**Goal**
Repeat every entry word for word, but leave the images out of your copy.

(Items listed in a dataset)
[START]
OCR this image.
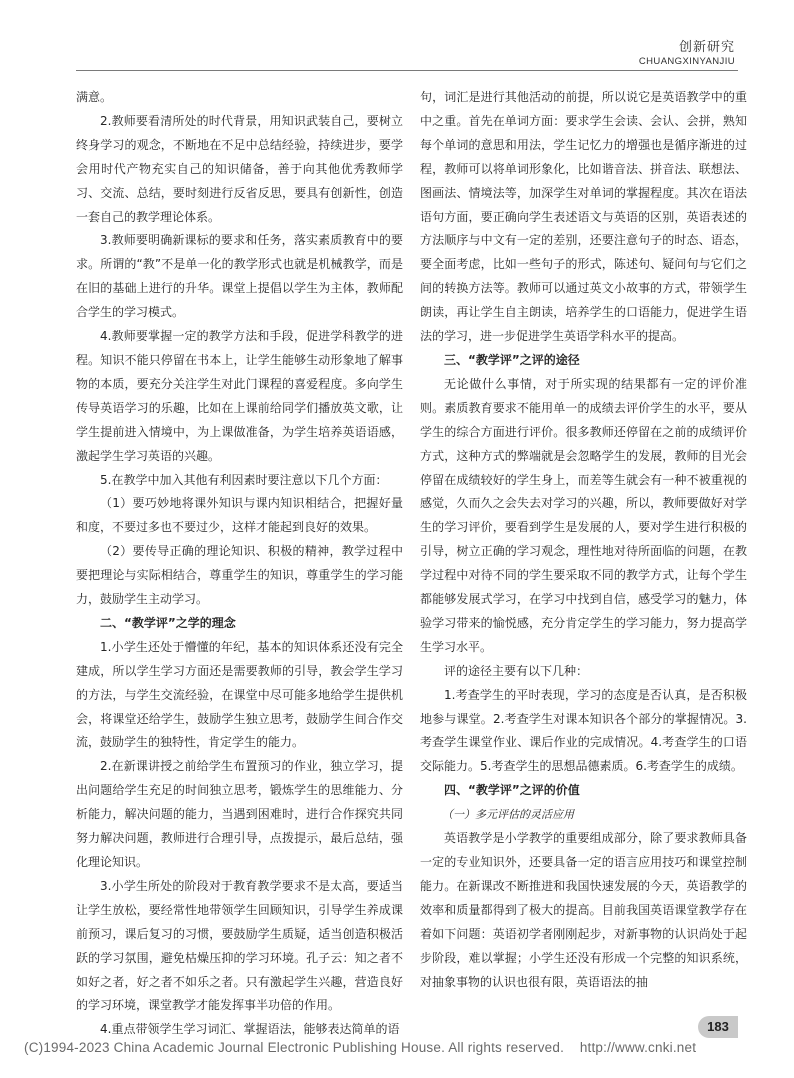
创新研究
CHUANGXINYANJIU

满意。

2.教师要看清所处的时代背景，用知识武装自己，要树立终身学习的观念，不断地在不足中总结经验，持续进步，要学会用时代产物充实自己的知识储备，善于向其他优秀教师学习、交流、总结，要时刻进行反省反思，要具有创新性，创造一套自己的教学理论体系。

3.教师要明确新课标的要求和任务，落实素质教育中的要求。所谓的“教”不是单一化的教学形式也就是机械教学，而是在旧的基础上进行的升华。课堂上提倡以学生为主体，教师配合学生的学习模式。

4.教师要掌握一定的教学方法和手段，促进学科教学的进程。知识不能只停留在书本上，让学生能够生动形象地了解事物的本质，要充分关注学生对此门课程的喜爱程度。多向学生传导英语学习的乐趣，比如在上课前给同学们播放英文歌，让学生提前进入情境中，为上课做准备，为学生培养英语语感，激起学生学习英语的兴趣。

5.在教学中加入其他有利因素时要注意以下几个方面：

（1）要巧妙地将课外知识与课内知识相结合，把握好量和度，不要过多也不要过少，这样才能起到良好的效果。

（2）要传导正确的理论知识、积极的精神，教学过程中要把理论与实际相结合，尊重学生的知识，尊重学生的学习能力，鼓励学生主动学习。

二、“教学评”之学的理念

1.小学生还处于懵懂的年纪，基本的知识体系还没有完全建成，所以学生学习方面还是需要教师的引导，教会学生学习的方法，与学生交流经验，在课堂中尽可能多地给学生提供机会，将课堂还给学生，鼓励学生独立思考，鼓励学生间合作交流，鼓励学生的独特性，肯定学生的能力。

2.在新课讲授之前给学生布置预习的作业，独立学习，提出问题给学生充足的时间独立思考，锻炼学生的思维能力、分析能力，解决问题的能力，当遇到困难时，进行合作探究共同努力解决问题，教师进行合理引导，点拨提示，最后总结，强化理论知识。

3.小学生所处的阶段对于教育教学要求不是太高，要适当让学生放松，要经常性地带领学生回顾知识，引导学生养成课前预习，课后复习的习惯，要鼓励学生质疑，适当创造积极活跃的学习氛围，避免枯燥压抑的学习环境。孔子云：知之者不如好之者，好之者不如乐之者。只有激起学生兴趣，营造良好的学习环境，课堂教学才能发挥事半功倍的作用。

4.重点带领学生学习词汇、掌握语法，能够表达简单的语

句，词汇是进行其他活动的前提，所以说它是英语教学中的重中之重。首先在单词方面：要求学生会读、会认、会拼，熟知每个单词的意思和用法，学生记忆力的增强也是循序渐进的过程，教师可以将单词形象化，比如谐音法、拼音法、联想法、图画法、情境法等，加深学生对单词的掌握程度。其次在语法语句方面，要正确向学生表述语文与英语的区别，英语表述的方法顺序与中文有一定的差别，还要注意句子的时态、语态，要全面考虑，比如一些句子的形式，陈述句、疑问句与它们之间的转换方法等。教师可以通过英文小故事的方式，带领学生朗读，再让学生自主朗读，培养学生的口语能力，促进学生语法的学习，进一步促进学生英语学科水平的提高。

三、“教学评”之评的途径

无论做什么事情，对于所实现的结果都有一定的评价准则。素质教育要求不能用单一的成绩去评价学生的水平，要从学生的综合方面进行评价。很多教师还停留在之前的成绩评价方式，这种方式的弊端就是会忽略学生的发展，教师的目光会停留在成绩较好的学生身上，而差等生就会有一种不被重视的感觉，久而久之会失去对学习的兴趣，所以，教师要做好对学生的学习评价，要看到学生是发展的人，要对学生进行积极的引导，树立正确的学习观念，理性地对待所面临的问题，在教学过程中对待不同的学生要采取不同的教学方式，让每个学生都能够发展式学习，在学习中找到自信，感受学习的魅力，体验学习带来的愉悦感，充分肯定学生的学习能力，努力提高学生学习水平。

评的途径主要有以下几种：

1.考查学生的平时表现，学习的态度是否认真，是否积极地参与课堂。2.考查学生对课本知识各个部分的掌握情况。3.考查学生课堂作业、课后作业的完成情况。4.考查学生的口语交际能力。5.考查学生的思想品德素质。6.考查学生的成绩。

四、“教学评”之评的价值
（一）多元评估的灵活应用

英语教学是小学教学的重要组成部分，除了要求教师具备一定的专业知识外，还要具备一定的语言应用技巧和课堂控制能力。在新课改不断推进和我国快速发展的今天，英语教学的效率和质量都得到了极大的提高。目前我国英语课堂教学存在着如下问题：英语初学者刚刚起步，对新事物的认识尚处于起步阶段，难以掌握；小学生还没有形成一个完整的知识系统，对抽象事物的认识也很有限，英语语法的抽

183
(C)1994-2023 China Academic Journal Electronic Publishing House. All rights reserved.    http://www.cnki.net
[END]
**Exercise output**
OCR this image.
创新研究
CHUANGXINYANJIU

满意。

2.教师要看清所处的时代背景，用知识武装自己，要树立终身学习的观念，不断地在不足中总结经验，持续进步，要学会用时代产物充实自己的知识储备，善于向其他优秀教师学习、交流、总结，要时刻进行反省反思，要具有创新性，创造一套自己的教学理论体系。

3.教师要明确新课标的要求和任务，落实素质教育中的要求。所谓的“教”不是单一化的教学形式也就是机械教学，而是在旧的基础上进行的升华。课堂上提倡以学生为主体，教师配合学生的学习模式。

4.教师要掌握一定的教学方法和手段，促进学科教学的进程。知识不能只停留在书本上，让学生能够生动形象地了解事物的本质，要充分关注学生对此门课程的喜爱程度。多向学生传导英语学习的乐趣，比如在上课前给同学们播放英文歌，让学生提前进入情境中，为上课做准备，为学生培养英语语感，激起学生学习英语的兴趣。

5.在教学中加入其他有利因素时要注意以下几个方面：

（1）要巧妙地将课外知识与课内知识相结合，把握好量和度，不要过多也不要过少，这样才能起到良好的效果。

（2）要传导正确的理论知识、积极的精神，教学过程中要把理论与实际相结合，尊重学生的知识，尊重学生的学习能力，鼓励学生主动学习。

二、“教学评”之学的理念

1.小学生还处于懵懂的年纪，基本的知识体系还没有完全建成，所以学生学习方面还是需要教师的引导，教会学生学习的方法，与学生交流经验，在课堂中尽可能多地给学生提供机会，将课堂还给学生，鼓励学生独立思考，鼓励学生间合作交流，鼓励学生的独特性，肯定学生的能力。

2.在新课讲授之前给学生布置预习的作业，独立学习，提出问题给学生充足的时间独立思考，锻炼学生的思维能力、分析能力，解决问题的能力，当遇到困难时，进行合作探究共同努力解决问题，教师进行合理引导，点拨提示，最后总结，强化理论知识。

3.小学生所处的阶段对于教育教学要求不是太高，要适当让学生放松，要经常性地带领学生回顾知识，引导学生养成课前预习，课后复习的习惯，要鼓励学生质疑，适当创造积极活跃的学习氛围，避免枯燥压抑的学习环境。孔子云：知之者不如好之者，好之者不如乐之者。只有激起学生兴趣，营造良好的学习环境，课堂教学才能发挥事半功倍的作用。

4.重点带领学生学习词汇、掌握语法，能够表达简单的语

句，词汇是进行其他活动的前提，所以说它是英语教学中的重中之重。首先在单词方面：要求学生会读、会认、会拼，熟知每个单词的意思和用法，学生记忆力的增强也是循序渐进的过程，教师可以将单词形象化，比如谐音法、拼音法、联想法、图画法、情境法等，加深学生对单词的掌握程度。其次在语法语句方面，要正确向学生表述语文与英语的区别，英语表述的方法顺序与中文有一定的差别，还要注意句子的时态、语态，要全面考虑，比如一些句子的形式，陈述句、疑问句与它们之间的转换方法等。教师可以通过英文小故事的方式，带领学生朗读，再让学生自主朗读，培养学生的口语能力，促进学生语法的学习，进一步促进学生英语学科水平的提高。

三、“教学评”之评的途径

无论做什么事情，对于所实现的结果都有一定的评价准则。素质教育要求不能用单一的成绩去评价学生的水平，要从学生的综合方面进行评价。很多教师还停留在之前的成绩评价方式，这种方式的弊端就是会忽略学生的发展，教师的目光会停留在成绩较好的学生身上，而差等生就会有一种不被重视的感觉，久而久之会失去对学习的兴趣，所以，教师要做好对学生的学习评价，要看到学生是发展的人，要对学生进行积极的引导，树立正确的学习观念，理性地对待所面临的问题，在教学过程中对待不同的学生要采取不同的教学方式，让每个学生都能够发展式学习，在学习中找到自信，感受学习的魅力，体验学习带来的愉悦感，充分肯定学生的学习能力，努力提高学生学习水平。

评的途径主要有以下几种：

1.考查学生的平时表现，学习的态度是否认真，是否积极地参与课堂。2.考查学生对课本知识各个部分的掌握情况。3.考查学生课堂作业、课后作业的完成情况。4.考查学生的口语交际能力。5.考查学生的思想品德素质。6.考查学生的成绩。

四、“教学评”之评的价值
（一）多元评估的灵活应用

英语教学是小学教学的重要组成部分，除了要求教师具备一定的专业知识外，还要具备一定的语言应用技巧和课堂控制能力。在新课改不断推进和我国快速发展的今天，英语教学的效率和质量都得到了极大的提高。目前我国英语课堂教学存在着如下问题：英语初学者刚刚起步，对新事物的认识尚处于起步阶段，难以掌握；小学生还没有形成一个完整的知识系统，对抽象事物的认识也很有限，英语语法的抽

183
(C)1994-2023 China Academic Journal Electronic Publishing House. All rights reserved.    http://www.cnki.net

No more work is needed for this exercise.